A run of records:
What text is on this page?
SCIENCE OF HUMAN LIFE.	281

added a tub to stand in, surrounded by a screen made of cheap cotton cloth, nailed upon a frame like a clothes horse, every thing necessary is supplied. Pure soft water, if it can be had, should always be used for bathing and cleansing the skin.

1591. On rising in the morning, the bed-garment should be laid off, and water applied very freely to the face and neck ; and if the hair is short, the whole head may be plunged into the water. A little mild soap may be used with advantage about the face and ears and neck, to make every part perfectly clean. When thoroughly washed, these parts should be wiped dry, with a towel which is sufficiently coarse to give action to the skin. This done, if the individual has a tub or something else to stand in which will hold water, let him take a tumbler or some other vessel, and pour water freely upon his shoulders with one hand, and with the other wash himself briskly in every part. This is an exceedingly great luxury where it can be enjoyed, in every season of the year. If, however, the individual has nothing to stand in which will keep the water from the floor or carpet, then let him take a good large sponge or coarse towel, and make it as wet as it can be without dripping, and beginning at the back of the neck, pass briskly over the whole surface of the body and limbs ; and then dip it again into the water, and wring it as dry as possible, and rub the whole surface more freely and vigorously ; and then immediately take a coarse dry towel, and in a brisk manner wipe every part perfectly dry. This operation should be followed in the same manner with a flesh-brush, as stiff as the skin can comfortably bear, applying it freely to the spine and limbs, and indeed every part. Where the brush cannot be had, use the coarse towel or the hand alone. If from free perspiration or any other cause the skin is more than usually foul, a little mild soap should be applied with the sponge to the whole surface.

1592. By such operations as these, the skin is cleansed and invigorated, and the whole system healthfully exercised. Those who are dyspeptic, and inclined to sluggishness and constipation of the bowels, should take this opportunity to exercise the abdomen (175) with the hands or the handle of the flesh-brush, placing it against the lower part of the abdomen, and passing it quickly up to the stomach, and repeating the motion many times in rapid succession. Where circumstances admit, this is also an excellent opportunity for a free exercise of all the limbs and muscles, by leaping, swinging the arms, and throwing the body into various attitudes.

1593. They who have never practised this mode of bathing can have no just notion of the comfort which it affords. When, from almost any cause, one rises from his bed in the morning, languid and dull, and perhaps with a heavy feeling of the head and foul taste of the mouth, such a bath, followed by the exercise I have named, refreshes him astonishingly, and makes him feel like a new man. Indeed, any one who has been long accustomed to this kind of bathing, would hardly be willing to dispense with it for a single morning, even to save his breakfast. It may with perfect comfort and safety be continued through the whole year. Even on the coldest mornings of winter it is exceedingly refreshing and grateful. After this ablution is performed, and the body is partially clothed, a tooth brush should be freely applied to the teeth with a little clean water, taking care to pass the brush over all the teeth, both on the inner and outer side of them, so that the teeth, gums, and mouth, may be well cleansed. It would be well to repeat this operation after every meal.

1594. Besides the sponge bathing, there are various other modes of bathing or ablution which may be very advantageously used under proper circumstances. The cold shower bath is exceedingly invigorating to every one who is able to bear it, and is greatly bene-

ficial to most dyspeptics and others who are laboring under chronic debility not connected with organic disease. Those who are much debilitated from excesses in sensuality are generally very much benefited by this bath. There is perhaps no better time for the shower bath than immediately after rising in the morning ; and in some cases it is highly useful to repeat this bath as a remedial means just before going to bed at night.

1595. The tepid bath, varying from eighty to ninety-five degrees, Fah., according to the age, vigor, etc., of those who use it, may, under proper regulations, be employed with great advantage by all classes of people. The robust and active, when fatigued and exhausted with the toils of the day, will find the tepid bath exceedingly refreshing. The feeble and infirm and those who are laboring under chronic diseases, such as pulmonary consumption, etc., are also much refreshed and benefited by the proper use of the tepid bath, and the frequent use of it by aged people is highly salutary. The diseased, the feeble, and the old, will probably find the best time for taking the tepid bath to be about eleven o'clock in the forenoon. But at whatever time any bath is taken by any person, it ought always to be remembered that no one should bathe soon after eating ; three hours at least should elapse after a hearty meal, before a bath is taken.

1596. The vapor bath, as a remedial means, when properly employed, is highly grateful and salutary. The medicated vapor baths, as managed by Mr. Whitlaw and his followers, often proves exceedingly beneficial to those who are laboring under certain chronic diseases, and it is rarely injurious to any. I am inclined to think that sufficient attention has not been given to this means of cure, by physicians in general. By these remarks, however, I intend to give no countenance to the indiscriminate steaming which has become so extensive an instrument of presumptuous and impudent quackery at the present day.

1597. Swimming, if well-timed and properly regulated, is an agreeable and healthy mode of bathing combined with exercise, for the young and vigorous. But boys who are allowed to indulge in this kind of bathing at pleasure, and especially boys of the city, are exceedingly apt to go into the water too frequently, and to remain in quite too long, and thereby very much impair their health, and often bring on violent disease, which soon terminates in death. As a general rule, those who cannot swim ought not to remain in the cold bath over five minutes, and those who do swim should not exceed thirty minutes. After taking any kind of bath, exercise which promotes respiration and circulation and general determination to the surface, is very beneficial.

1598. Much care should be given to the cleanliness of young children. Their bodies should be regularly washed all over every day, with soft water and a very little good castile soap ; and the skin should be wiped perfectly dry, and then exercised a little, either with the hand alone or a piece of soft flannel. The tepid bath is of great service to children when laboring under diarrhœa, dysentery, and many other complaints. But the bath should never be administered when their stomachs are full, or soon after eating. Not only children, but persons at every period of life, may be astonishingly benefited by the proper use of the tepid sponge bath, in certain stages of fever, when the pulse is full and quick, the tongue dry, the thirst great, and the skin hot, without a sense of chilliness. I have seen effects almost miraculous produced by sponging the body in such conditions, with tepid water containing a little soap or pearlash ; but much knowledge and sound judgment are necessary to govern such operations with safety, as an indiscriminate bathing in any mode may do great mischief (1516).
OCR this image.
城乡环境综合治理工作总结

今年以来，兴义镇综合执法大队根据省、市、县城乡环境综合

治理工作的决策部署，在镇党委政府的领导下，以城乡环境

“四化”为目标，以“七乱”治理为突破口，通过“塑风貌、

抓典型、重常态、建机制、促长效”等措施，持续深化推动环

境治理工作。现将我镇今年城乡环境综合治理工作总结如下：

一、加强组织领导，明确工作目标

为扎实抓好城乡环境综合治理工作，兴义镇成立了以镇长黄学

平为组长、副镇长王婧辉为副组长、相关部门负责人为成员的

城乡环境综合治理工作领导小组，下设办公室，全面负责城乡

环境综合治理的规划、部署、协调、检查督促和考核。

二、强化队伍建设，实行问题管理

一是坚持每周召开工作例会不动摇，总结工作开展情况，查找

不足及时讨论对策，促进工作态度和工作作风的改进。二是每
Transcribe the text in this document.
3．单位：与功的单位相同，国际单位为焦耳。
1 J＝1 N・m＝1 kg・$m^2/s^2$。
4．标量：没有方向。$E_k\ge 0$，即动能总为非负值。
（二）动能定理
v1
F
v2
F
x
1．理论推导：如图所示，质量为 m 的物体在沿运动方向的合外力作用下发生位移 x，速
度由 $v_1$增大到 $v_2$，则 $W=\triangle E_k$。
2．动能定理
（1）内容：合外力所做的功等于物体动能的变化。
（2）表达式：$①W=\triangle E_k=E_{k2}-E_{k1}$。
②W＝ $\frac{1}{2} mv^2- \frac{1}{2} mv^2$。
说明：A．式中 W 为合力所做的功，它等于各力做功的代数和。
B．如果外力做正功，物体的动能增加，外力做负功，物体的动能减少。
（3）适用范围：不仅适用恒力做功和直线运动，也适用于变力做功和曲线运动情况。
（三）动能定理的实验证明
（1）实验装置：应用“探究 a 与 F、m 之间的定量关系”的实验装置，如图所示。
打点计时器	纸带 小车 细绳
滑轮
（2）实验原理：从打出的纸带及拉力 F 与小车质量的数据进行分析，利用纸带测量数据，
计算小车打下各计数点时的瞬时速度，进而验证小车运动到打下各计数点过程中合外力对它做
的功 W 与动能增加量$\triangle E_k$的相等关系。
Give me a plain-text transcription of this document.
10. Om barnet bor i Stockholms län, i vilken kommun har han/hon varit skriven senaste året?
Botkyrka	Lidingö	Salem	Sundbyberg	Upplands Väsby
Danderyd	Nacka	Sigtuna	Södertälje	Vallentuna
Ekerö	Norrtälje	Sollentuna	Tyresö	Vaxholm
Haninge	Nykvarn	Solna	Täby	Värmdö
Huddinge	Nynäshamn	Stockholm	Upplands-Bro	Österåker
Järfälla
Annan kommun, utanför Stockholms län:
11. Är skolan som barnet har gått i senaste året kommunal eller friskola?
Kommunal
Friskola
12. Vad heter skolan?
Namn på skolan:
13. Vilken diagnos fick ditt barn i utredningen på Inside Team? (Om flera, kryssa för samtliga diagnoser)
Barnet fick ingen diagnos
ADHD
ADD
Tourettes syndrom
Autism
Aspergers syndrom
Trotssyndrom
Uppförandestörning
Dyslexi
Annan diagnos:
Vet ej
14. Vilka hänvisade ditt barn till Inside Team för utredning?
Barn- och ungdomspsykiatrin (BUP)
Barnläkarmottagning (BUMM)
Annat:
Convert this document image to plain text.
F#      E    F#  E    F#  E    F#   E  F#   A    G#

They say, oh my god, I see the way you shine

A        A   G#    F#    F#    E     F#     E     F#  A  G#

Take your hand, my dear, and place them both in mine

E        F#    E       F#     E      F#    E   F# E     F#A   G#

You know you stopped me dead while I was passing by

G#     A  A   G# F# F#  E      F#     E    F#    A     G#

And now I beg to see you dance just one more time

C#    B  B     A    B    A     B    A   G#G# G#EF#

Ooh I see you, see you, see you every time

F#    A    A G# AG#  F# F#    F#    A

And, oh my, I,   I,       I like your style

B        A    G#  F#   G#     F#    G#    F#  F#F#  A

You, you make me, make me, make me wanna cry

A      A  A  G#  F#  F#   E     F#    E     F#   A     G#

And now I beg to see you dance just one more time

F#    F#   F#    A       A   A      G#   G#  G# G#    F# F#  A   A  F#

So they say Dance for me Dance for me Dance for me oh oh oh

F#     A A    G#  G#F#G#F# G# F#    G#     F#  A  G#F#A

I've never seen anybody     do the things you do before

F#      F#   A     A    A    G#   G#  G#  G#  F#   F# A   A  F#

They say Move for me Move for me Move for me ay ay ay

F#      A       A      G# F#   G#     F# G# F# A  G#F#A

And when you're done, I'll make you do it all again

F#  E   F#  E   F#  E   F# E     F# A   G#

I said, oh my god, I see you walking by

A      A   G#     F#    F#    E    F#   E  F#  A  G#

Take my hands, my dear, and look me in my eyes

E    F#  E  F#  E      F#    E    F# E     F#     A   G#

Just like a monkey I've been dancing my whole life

PROBLEM DESCRIPTION: Pull out and copy each line containing the string "diagnos".

TASK SOLUTION:
13. Vilken diagnos fick ditt barn i utredningen på Inside Team? (Om flera, kryssa för samtliga diagnoser)
Barnet fick ingen diagnos
Annan diagnos:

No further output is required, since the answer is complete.